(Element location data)
# # # # #

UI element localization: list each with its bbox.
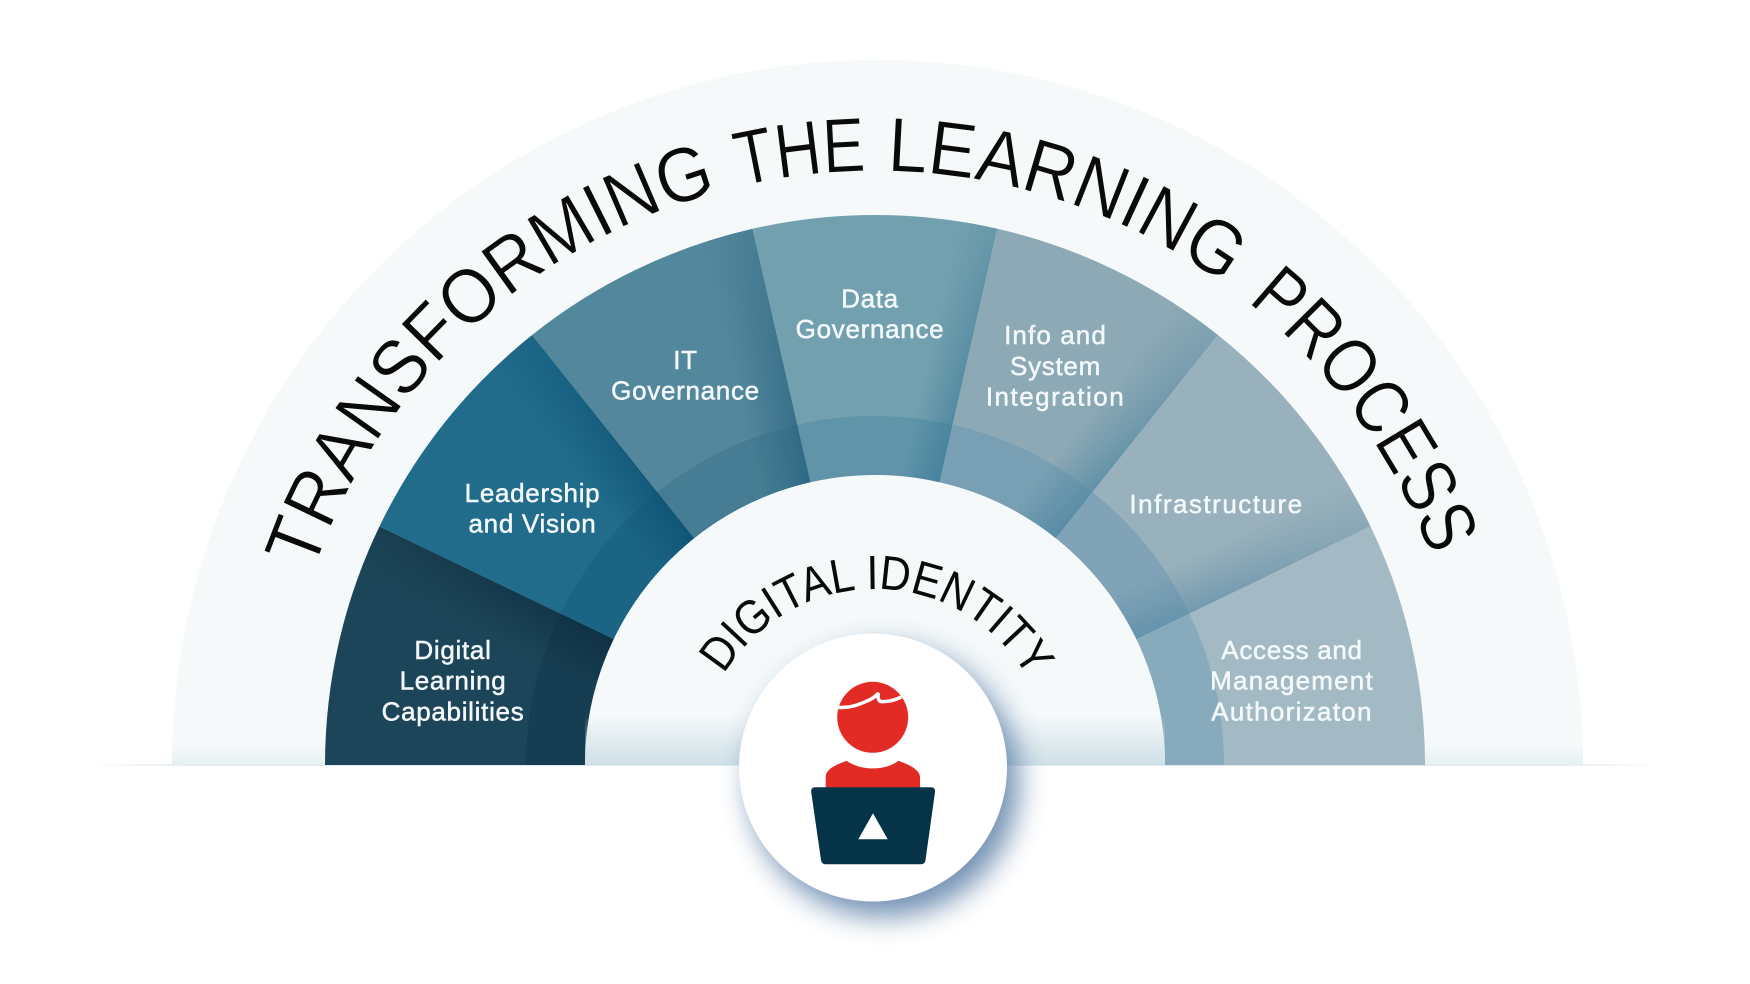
segment: Data Governance <box>753 215 997 482</box>
segment: Info and System Integration: Info and <box>1004 320 1107 350</box>
segment: Digital Learning Capabilities: Learning <box>400 666 506 696</box>
segment: IT Governance: IT <box>673 345 698 375</box>
subtitle: Digital Identity: DIGITAL IDENTITY <box>698 556 1056 672</box>
segment: Leadership and Vision: Leadership <box>465 478 600 508</box>
title: Transforming the Learning Process: PROCESS <box>1252 265 1475 550</box>
icon: person at laptop <box>811 682 935 864</box>
segment: Data Governance: Governance <box>796 314 944 344</box>
title: Transforming the Learning Process <box>264 118 1475 554</box>
segment: Digital Learning Capabilities <box>325 526 614 765</box>
segment: Digital Learning Capabilities: Digital <box>414 635 492 665</box>
segment: Infrastructure <box>1056 335 1370 639</box>
segment: Access and Management Authorization: Access and <box>1221 635 1363 665</box>
segment: Digital Learning Capabilities: Capabilities <box>382 696 524 726</box>
segment: Access and Management Authorization <box>1136 526 1425 765</box>
segment: Data Governance: Data <box>841 284 899 314</box>
title: Transforming the Learning Process: TRANSFORMING <box>264 147 710 554</box>
segment: Leadership and Vision: and Vision <box>469 508 596 538</box>
inner semicircle <box>585 475 1165 765</box>
horizon line <box>90 764 1660 766</box>
segment: Info and System Integration: System <box>1010 351 1101 381</box>
outer arch background <box>172 60 1583 765</box>
segment wheel <box>325 215 1425 765</box>
title: Transforming the Learning Process: LEARNING <box>893 118 1242 274</box>
segment: IT Governance <box>532 229 810 538</box>
segment: Access and Management Authorization: Management <box>1210 666 1374 696</box>
avatar circle with shadow <box>739 634 1019 917</box>
segment: Infrastructure: Infrastructure <box>1129 489 1304 519</box>
segment: Leadership and Vision <box>380 335 694 639</box>
segment: Info and System Integration: Integration <box>986 382 1125 412</box>
segment: Info and System Integration <box>940 229 1218 538</box>
segment: Access and Management Authorization: Authorizaton <box>1211 696 1373 726</box>
title: Transforming the Learning Process: THE <box>732 118 864 182</box>
segment: IT Governance: Governance <box>611 376 760 406</box>
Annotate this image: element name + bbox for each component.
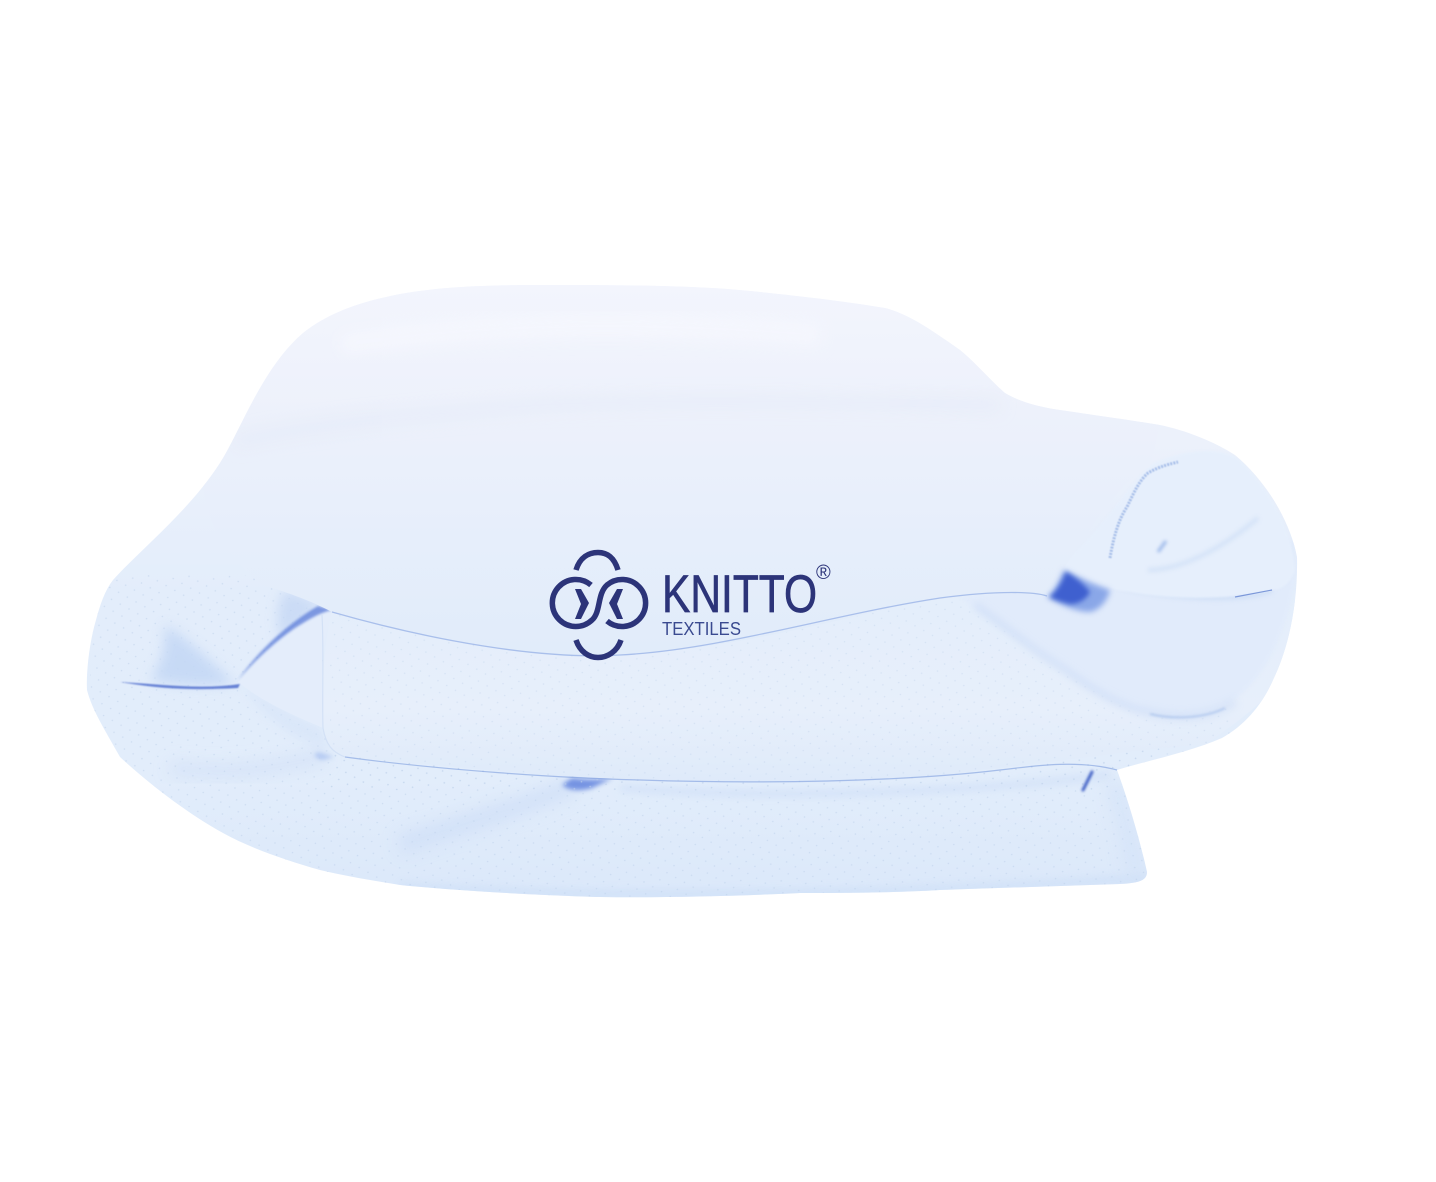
fabric base silhouette xyxy=(87,285,1297,897)
logo: Knitto Textiles xyxy=(552,552,831,658)
fabric roll xyxy=(87,285,1297,900)
left rolled fold xyxy=(120,590,334,760)
hem stitching xyxy=(1110,462,1178,558)
registered mark: ® xyxy=(816,562,831,584)
middle fold xyxy=(322,615,1230,786)
logo subtitle: TEXTILES xyxy=(662,619,741,639)
bottom layer shading xyxy=(90,575,1160,900)
dark crease: left fold xyxy=(120,682,240,689)
infographic: folded fabric product photo with logo xyxy=(86,285,1297,898)
upper fold xyxy=(262,575,1062,656)
tiny crease mark at lower right xyxy=(1083,772,1092,790)
right rolled edge xyxy=(968,517,1273,721)
deep crease at right xyxy=(1047,570,1110,612)
logo mark: interlocking rings xyxy=(552,552,646,658)
logo wordmark: KNITTO xyxy=(662,565,817,624)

# # # # #

→ **Task objective**
Edit all the entries above so that every occurrence of "crease" becomes "wrinkle", keeping everything else unchanged. Leave the pictures out of your output.

→ **Result**
UI element localization: list each with its bbox.
segment: Data Governance <box>753 215 997 482</box>
segment: Info and System Integration: Info and <box>1004 320 1107 350</box>
segment: Digital Learning Capabilities: Learning <box>400 666 506 696</box>
segment: IT Governance: IT <box>673 345 698 375</box>
subtitle: Digital Identity: DIGITAL IDENTITY <box>698 556 1056 672</box>
segment: Leadership and Vision: Leadership <box>465 478 600 508</box>
title: Transforming the Learning Process: PROCESS <box>1252 265 1475 550</box>
icon: person at laptop <box>811 682 935 864</box>
segment: Data Governance: Governance <box>796 314 944 344</box>
title: Transforming the Learning Process <box>264 118 1475 554</box>
segment: Digital Learning Capabilities <box>325 526 614 765</box>
segment: Digital Learning Capabilities: Digital <box>414 635 492 665</box>
segment: Infrastructure <box>1056 335 1370 639</box>
segment: Access and Management Authorization: Access and <box>1221 635 1363 665</box>
segment: Digital Learning Capabilities: Capabilities <box>382 696 524 726</box>
segment: Access and Management Authorization <box>1136 526 1425 765</box>
segment: Data Governance: Data <box>841 284 899 314</box>
title: Transforming the Learning Process: TRANSFORMING <box>264 147 710 554</box>
segment: Leadership and Vision: and Vision <box>469 508 596 538</box>
inner semicircle <box>585 475 1165 765</box>
horizon line <box>90 764 1660 766</box>
segment: Info and System Integration: System <box>1010 351 1101 381</box>
outer arch background <box>172 60 1583 765</box>
segment wheel <box>325 215 1425 765</box>
title: Transforming the Learning Process: LEARNING <box>893 118 1242 274</box>
segment: IT Governance <box>532 229 810 538</box>
segment: Access and Management Authorization: Management <box>1210 666 1374 696</box>
avatar circle with shadow <box>739 634 1019 917</box>
segment: Infrastructure: Infrastructure <box>1129 489 1304 519</box>
segment: Leadership and Vision <box>380 335 694 639</box>
segment: Info and System Integration: Integration <box>986 382 1125 412</box>
segment: Info and System Integration <box>940 229 1218 538</box>
segment: Access and Management Authorization: Authorizaton <box>1211 696 1373 726</box>
title: Transforming the Learning Process: THE <box>732 118 864 182</box>
segment: IT Governance: Governance <box>611 376 760 406</box>
Annotate this image: element name + bbox for each component.
fabric base silhouette xyxy=(87,285,1297,897)
logo: Knitto Textiles xyxy=(552,552,831,658)
fabric roll xyxy=(87,285,1297,900)
left rolled fold xyxy=(120,590,334,760)
hem stitching xyxy=(1110,462,1178,558)
registered mark: ® xyxy=(816,562,831,584)
middle fold xyxy=(322,615,1230,786)
logo subtitle: TEXTILES xyxy=(662,619,741,639)
bottom layer shading xyxy=(90,575,1160,900)
dark wrinkle: left fold xyxy=(120,682,240,689)
infographic: folded fabric product photo with logo xyxy=(86,285,1297,898)
upper fold xyxy=(262,575,1062,656)
tiny wrinkle mark at lower right xyxy=(1083,772,1092,790)
right rolled edge xyxy=(968,517,1273,721)
deep wrinkle at right xyxy=(1047,570,1110,612)
logo mark: interlocking rings xyxy=(552,552,646,658)
logo wordmark: KNITTO xyxy=(662,565,817,624)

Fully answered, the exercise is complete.